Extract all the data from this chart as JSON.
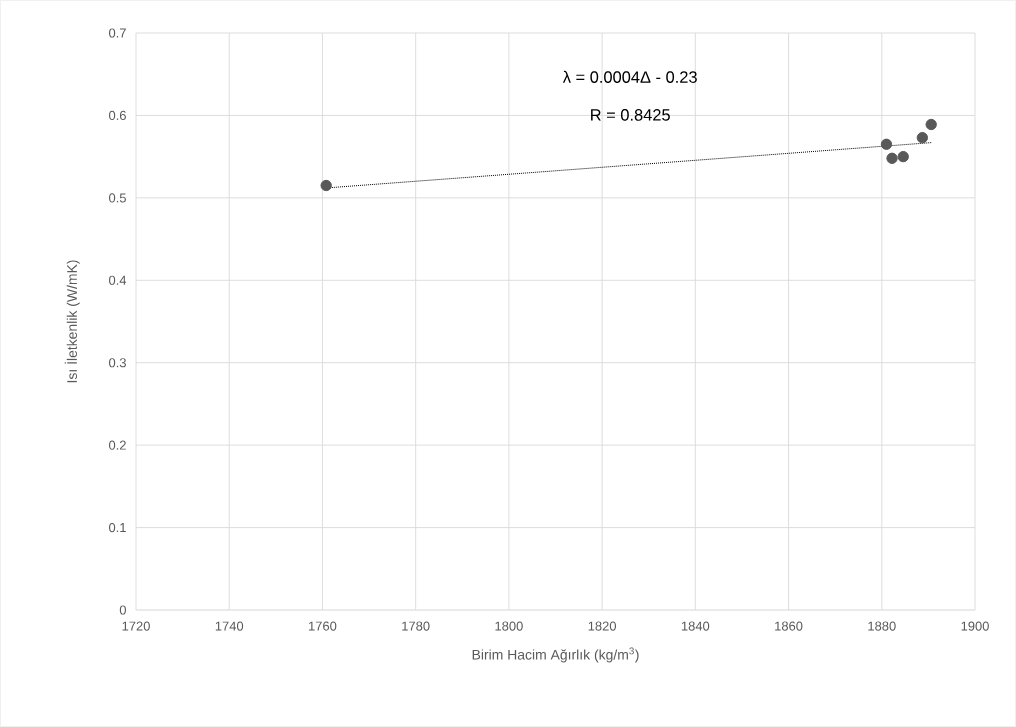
{
  "chart_data": {
    "type": "scatter",
    "xlabel": "Birim Hacim Ağırlık (kg/m$^{3}$)",
    "ylabel": "Isı İletkenlik (W/mK)",
    "annotations": [
      "λ = 0.0004Δ - 0.23",
      "R = 0.8425"
    ],
    "series": [
      {
        "color": "#595959",
        "marker": "circle",
        "x": [
          1760.8,
          1881.0,
          1882.2,
          1884.6,
          1888.7,
          1890.6
        ],
        "values": [
          0.515,
          0.565,
          0.548,
          0.55,
          0.573,
          0.589
        ]
      },
      {
        "type": "line",
        "color": "#000000",
        "marker": "none",
        "line_style": "dotted",
        "x": [
          1760.8,
          1890.6
        ],
        "values": [
          0.512,
          0.567
        ]
      }
    ],
    "xlim": [
      1720,
      1900
    ],
    "xticks": [
      1720,
      1740,
      1760,
      1780,
      1800,
      1820,
      1840,
      1860,
      1880,
      1900
    ],
    "ylim": [
      0,
      0.7
    ],
    "yticks": [
      0,
      0.1,
      0.2,
      0.3,
      0.4,
      0.5,
      0.6,
      0.7
    ],
    "grid": true
  }
}
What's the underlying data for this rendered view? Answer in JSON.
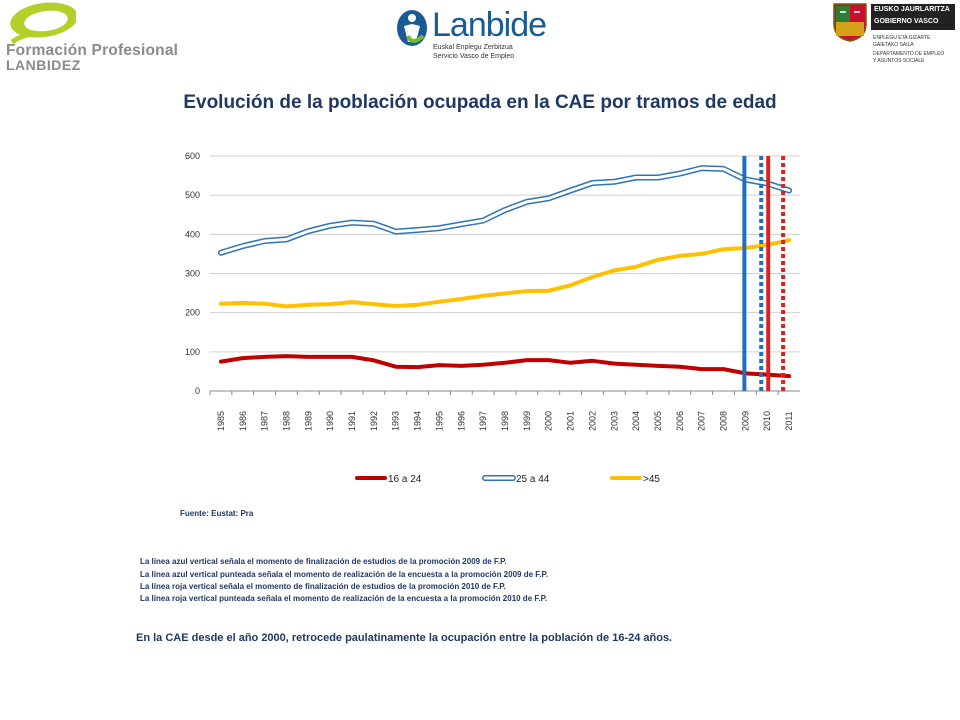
{
  "header": {
    "left_logo_line1": "Formación Profesional",
    "left_logo_line2": "LANBIDEZ",
    "center_logo_name": "Lanbide",
    "center_logo_sub1": "Euskal Enplegu Zerbitzua",
    "center_logo_sub2": "Servicio Vasco de Empleo",
    "right_logo_line1": "EUSKO JAURLARITZA",
    "right_logo_line2": "GOBIERNO VASCO",
    "right_logo_sub1": "ENPLEGU ETA GIZARTE",
    "right_logo_sub2": "GAIETAKO SAILA",
    "right_logo_sub3": "DEPARTAMENTO DE EMPLEO",
    "right_logo_sub4": "Y ASUNTOS SOCIALE"
  },
  "colors": {
    "title": "#1f3864",
    "series_16_24": "#c00000",
    "series_25_44": "#2e75b6",
    "series_45": "#ffc000",
    "vline_2009": "#1f6fbf",
    "vline_2010": "#e02020"
  },
  "chart_data": {
    "type": "line",
    "title": "Evolución de la población ocupada en la CAE por tramos de edad",
    "x": [
      "1985",
      "1986",
      "1987",
      "1988",
      "1989",
      "1990",
      "1991",
      "1992",
      "1993",
      "1994",
      "1995",
      "1996",
      "1997",
      "1998",
      "1999",
      "2000",
      "2001",
      "2002",
      "2003",
      "2004",
      "2005",
      "2006",
      "2007",
      "2008",
      "2009",
      "2010",
      "2011"
    ],
    "ylim": [
      0,
      600
    ],
    "yticks": [
      "0",
      "100",
      "200",
      "300",
      "400",
      "500",
      "600"
    ],
    "grid": true,
    "legend_position": "bottom",
    "series": [
      {
        "name": "16 a 24",
        "values": [
          75,
          84,
          87,
          89,
          87,
          87,
          87,
          78,
          62,
          61,
          66,
          64,
          67,
          72,
          79,
          79,
          72,
          77,
          70,
          67,
          64,
          62,
          56,
          56,
          45,
          42,
          38
        ]
      },
      {
        "name": "25 a 44",
        "values": [
          353,
          370,
          383,
          387,
          408,
          422,
          430,
          427,
          407,
          411,
          416,
          426,
          435,
          462,
          483,
          492,
          512,
          531,
          534,
          545,
          545,
          555,
          569,
          567,
          540,
          530,
          512
        ]
      },
      {
        "name": ">45",
        "values": [
          223,
          225,
          223,
          216,
          220,
          222,
          227,
          222,
          217,
          220,
          228,
          235,
          243,
          249,
          255,
          256,
          270,
          291,
          308,
          317,
          335,
          345,
          350,
          362,
          365,
          373,
          385
        ]
      }
    ],
    "vertical_markers": [
      {
        "year": "2009",
        "style": "solid",
        "color": "blue"
      },
      {
        "year": "2010",
        "style": "dotted",
        "color": "blue"
      },
      {
        "year": "2010",
        "style": "solid",
        "color": "red"
      },
      {
        "year": "2011",
        "style": "dotted",
        "color": "red"
      }
    ]
  },
  "source": "Fuente: Eustat: Pra",
  "notes": [
    "La línea azul vertical señala el momento de finalización de estudios de la promoción 2009 de F.P.",
    "La línea azul vertical punteada señala el momento de realización de la encuesta a la promoción 2009 de F.P.",
    "La línea roja vertical señala el momento de finalización de estudios de la promoción 2010 de F.P.",
    "La línea roja vertical punteada señala el momento de realización de la encuesta a la promoción 2010 de F.P."
  ],
  "conclusion": "En la CAE desde el año 2000, retrocede paulatinamente la ocupación entre la población de 16-24 años."
}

■ Work required
In the copy, include all records verbatim but no images.

■ Worked answer
Extract all the data from this chart as JSON.
{
  "chart_data": {
    "type": "scatter",
    "xlabel": "Birim Hacim Ağırlık (kg/m$^{3}$)",
    "ylabel": "Isı İletkenlik (W/mK)",
    "annotations": [
      "λ = 0.0004Δ - 0.23",
      "R = 0.8425"
    ],
    "series": [
      {
        "color": "#595959",
        "marker": "circle",
        "x": [
          1760.8,
          1881.0,
          1882.2,
          1884.6,
          1888.7,
          1890.6
        ],
        "values": [
          0.515,
          0.565,
          0.548,
          0.55,
          0.573,
          0.589
        ]
      },
      {
        "type": "line",
        "color": "#000000",
        "marker": "none",
        "line_style": "dotted",
        "x": [
          1760.8,
          1890.6
        ],
        "values": [
          0.512,
          0.567
        ]
      }
    ],
    "xlim": [
      1720,
      1900
    ],
    "xticks": [
      1720,
      1740,
      1760,
      1780,
      1800,
      1820,
      1840,
      1860,
      1880,
      1900
    ],
    "ylim": [
      0,
      0.7
    ],
    "yticks": [
      0,
      0.1,
      0.2,
      0.3,
      0.4,
      0.5,
      0.6,
      0.7
    ],
    "grid": true
  }
}
What's the underlying data for this rendered view? Answer in JSON.
{
  "header": {
    "left_logo_line1": "Formación Profesional",
    "left_logo_line2": "LANBIDEZ",
    "center_logo_name": "Lanbide",
    "center_logo_sub1": "Euskal Enplegu Zerbitzua",
    "center_logo_sub2": "Servicio Vasco de Empleo",
    "right_logo_line1": "EUSKO JAURLARITZA",
    "right_logo_line2": "GOBIERNO VASCO",
    "right_logo_sub1": "ENPLEGU ETA GIZARTE",
    "right_logo_sub2": "GAIETAKO SAILA",
    "right_logo_sub3": "DEPARTAMENTO DE EMPLEO",
    "right_logo_sub4": "Y ASUNTOS SOCIALE"
  },
  "colors": {
    "title": "#1f3864",
    "series_16_24": "#c00000",
    "series_25_44": "#2e75b6",
    "series_45": "#ffc000",
    "vline_2009": "#1f6fbf",
    "vline_2010": "#e02020"
  },
  "chart_data": {
    "type": "line",
    "title": "Evolución de la población ocupada en la CAE por tramos de edad",
    "x": [
      "1985",
      "1986",
      "1987",
      "1988",
      "1989",
      "1990",
      "1991",
      "1992",
      "1993",
      "1994",
      "1995",
      "1996",
      "1997",
      "1998",
      "1999",
      "2000",
      "2001",
      "2002",
      "2003",
      "2004",
      "2005",
      "2006",
      "2007",
      "2008",
      "2009",
      "2010",
      "2011"
    ],
    "ylim": [
      0,
      600
    ],
    "yticks": [
      "0",
      "100",
      "200",
      "300",
      "400",
      "500",
      "600"
    ],
    "grid": true,
    "legend_position": "bottom",
    "series": [
      {
        "name": "16 a 24",
        "values": [
          75,
          84,
          87,
          89,
          87,
          87,
          87,
          78,
          62,
          61,
          66,
          64,
          67,
          72,
          79,
          79,
          72,
          77,
          70,
          67,
          64,
          62,
          56,
          56,
          45,
          42,
          38
        ]
      },
      {
        "name": "25 a 44",
        "values": [
          353,
          370,
          383,
          387,
          408,
          422,
          430,
          427,
          407,
          411,
          416,
          426,
          435,
          462,
          483,
          492,
          512,
          531,
          534,
          545,
          545,
          555,
          569,
          567,
          540,
          530,
          512
        ]
      },
      {
        "name": ">45",
        "values": [
          223,
          225,
          223,
          216,
          220,
          222,
          227,
          222,
          217,
          220,
          228,
          235,
          243,
          249,
          255,
          256,
          270,
          291,
          308,
          317,
          335,
          345,
          350,
          362,
          365,
          373,
          385
        ]
      }
    ],
    "vertical_markers": [
      {
        "year": "2009",
        "style": "solid",
        "color": "blue"
      },
      {
        "year": "2010",
        "style": "dotted",
        "color": "blue"
      },
      {
        "year": "2010",
        "style": "solid",
        "color": "red"
      },
      {
        "year": "2011",
        "style": "dotted",
        "color": "red"
      }
    ]
  },
  "source": "Fuente: Eustat: Pra",
  "notes": [
    "La línea azul vertical señala el momento de finalización de estudios de la promoción 2009 de F.P.",
    "La línea azul vertical punteada señala el momento de realización de la encuesta a la promoción 2009 de F.P.",
    "La línea roja vertical señala el momento de finalización de estudios de la promoción 2010 de F.P.",
    "La línea roja vertical punteada señala el momento de realización de la encuesta a la promoción 2010 de F.P."
  ],
  "conclusion": "En la CAE desde el año 2000, retrocede paulatinamente la ocupación entre la población de 16-24 años."
}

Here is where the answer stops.